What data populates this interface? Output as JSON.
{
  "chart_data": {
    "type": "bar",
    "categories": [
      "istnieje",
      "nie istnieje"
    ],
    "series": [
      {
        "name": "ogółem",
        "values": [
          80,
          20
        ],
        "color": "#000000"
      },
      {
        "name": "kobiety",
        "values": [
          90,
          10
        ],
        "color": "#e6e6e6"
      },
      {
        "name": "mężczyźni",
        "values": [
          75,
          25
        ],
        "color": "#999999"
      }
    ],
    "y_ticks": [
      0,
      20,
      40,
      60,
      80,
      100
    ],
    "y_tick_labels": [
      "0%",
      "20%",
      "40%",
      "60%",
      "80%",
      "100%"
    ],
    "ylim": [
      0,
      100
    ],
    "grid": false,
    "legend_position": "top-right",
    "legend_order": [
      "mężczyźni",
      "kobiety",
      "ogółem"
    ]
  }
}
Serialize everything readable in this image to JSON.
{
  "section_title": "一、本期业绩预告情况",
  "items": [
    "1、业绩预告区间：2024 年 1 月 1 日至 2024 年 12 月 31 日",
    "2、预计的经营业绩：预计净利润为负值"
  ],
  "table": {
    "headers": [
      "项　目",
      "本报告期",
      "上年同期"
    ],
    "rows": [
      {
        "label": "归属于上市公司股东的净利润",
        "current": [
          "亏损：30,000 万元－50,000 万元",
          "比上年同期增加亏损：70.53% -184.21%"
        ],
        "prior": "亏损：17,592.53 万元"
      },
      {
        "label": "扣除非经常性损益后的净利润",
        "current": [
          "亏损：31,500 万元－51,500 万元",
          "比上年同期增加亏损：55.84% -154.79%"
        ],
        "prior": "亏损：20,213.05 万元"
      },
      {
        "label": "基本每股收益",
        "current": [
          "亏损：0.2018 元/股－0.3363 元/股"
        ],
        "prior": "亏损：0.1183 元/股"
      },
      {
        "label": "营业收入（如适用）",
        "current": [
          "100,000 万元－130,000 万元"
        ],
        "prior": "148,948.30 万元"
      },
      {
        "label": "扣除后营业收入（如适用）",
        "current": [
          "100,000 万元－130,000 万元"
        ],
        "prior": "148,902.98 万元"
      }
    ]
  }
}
- - - - - - -
Goal :: From the entries above, copy every line that holds the word "this".

Written reply ::
What data populates this interface? Output as JSON.
Serialize everything readable in this image to JSON.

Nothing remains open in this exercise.